Exercises to complete:
1. Answer these questions about the overfitting text:
(a) Which two signs of overfitting does it list?
(b) In the early stopping code, which value is monitored, and what patience is set?
(c) What dropout rate does the Sequential model use?
2. Carry on the overfitting text from the point where it stops.

Source extract:
Overfitting

Overfitting#

Overfitting occurs when your machine learning model performs very well on training data but poorly on unseen (validation/test) data. Essentially, the model learns the training data “too well,” capturing noise rather than general patterns.

There are several signs that indicate overfitting:

High accuracy on training data but lower accuracy on validation data
Increasing validation loss after some epochs even though training loss decreases

Keras provides several built-in methods to combat overfitting:

Early Stopping: Stops training once the validation performance stops improving.

from tensorflow.keras.callbacks import EarlyStopping

early_stop = EarlyStopping(monitor='val_loss', patience=5)

model.fit(X_train, y_train, epochs=50,
          validation_data=(X_val, y_val),
          callbacks=[early_stop])

Dropout: Randomly sets a fraction of input units to 0 at each update during training time, which helps prevent overfitting.

model = tf.keras.Sequential([
   tf.keras.layers.Dense(128, activation='relu'),
   tf.keras.layers.Dropout(0.5),
   tf.keras.layers.Dense(10, activation='softmax')
])

Data shown:

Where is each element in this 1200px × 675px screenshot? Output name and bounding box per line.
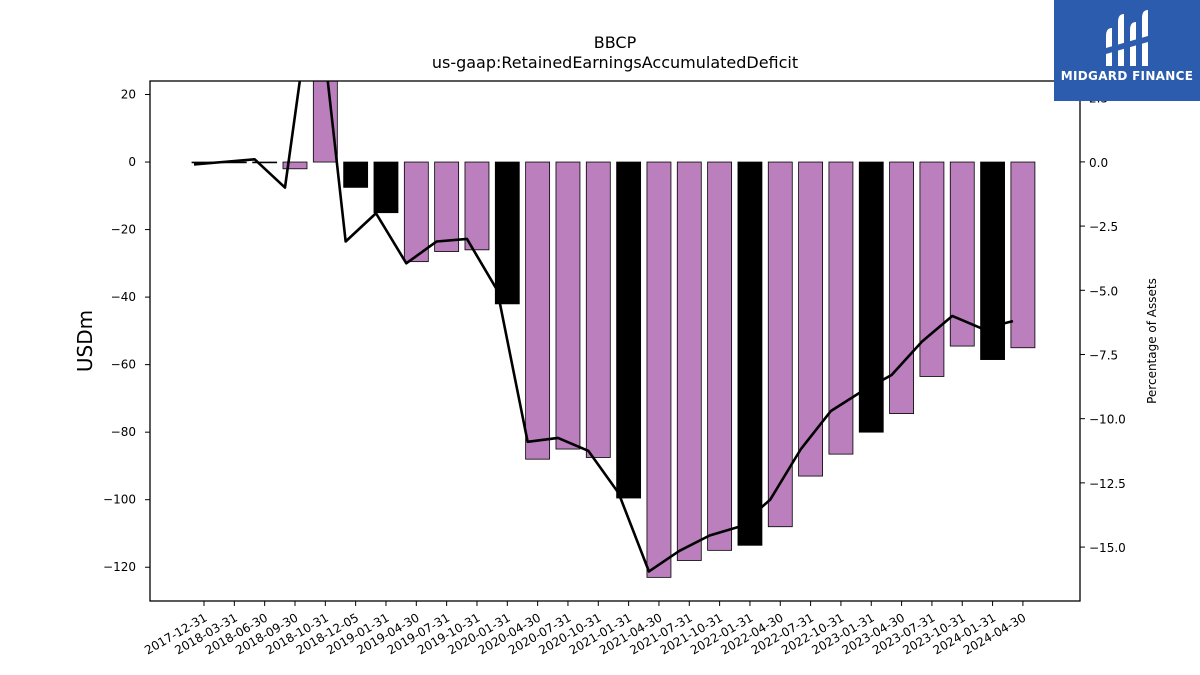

Task-by-task results:
1.
(a) High accuracy on training data but lower accuracy on validation data, and validation loss that increases after some epochs even though training loss decreases.
(b) It monitors `val_loss`, with a patience of 5.
(c) 0.5.

2.
L1/L2 Regularization: Adds a penalty on the size of coefficients to the loss function.

from tensorflow.keras import regularizers

model = tf.keras.Sequential([
   tf.keras.layers.Dense(128, activation='relu',
                         kernel_regularizer=regularizers.l2(0.01)),
   tf.keras.layers.Dense(10, activation='softmax')
])

Data Augmentation: Increases the diversity of your training set by applying random transformations to the training data.

data_augmentation = tf.keras.Sequential([
 tf.keras.layers.RandomFlip("horizontal"),
 tf.keras.layers.RandomRotation(0.1),
])

model = tf.keras.Sequential([
   data_augmentation,
   tf.keras.layers.Conv2D(32, 3, activation='relu'),
   tf.keras.layers.MaxPooling2D(),
   tf.keras.layers.Flatten(),
   tf.keras.layers.Dense(10, activation='softmax')
])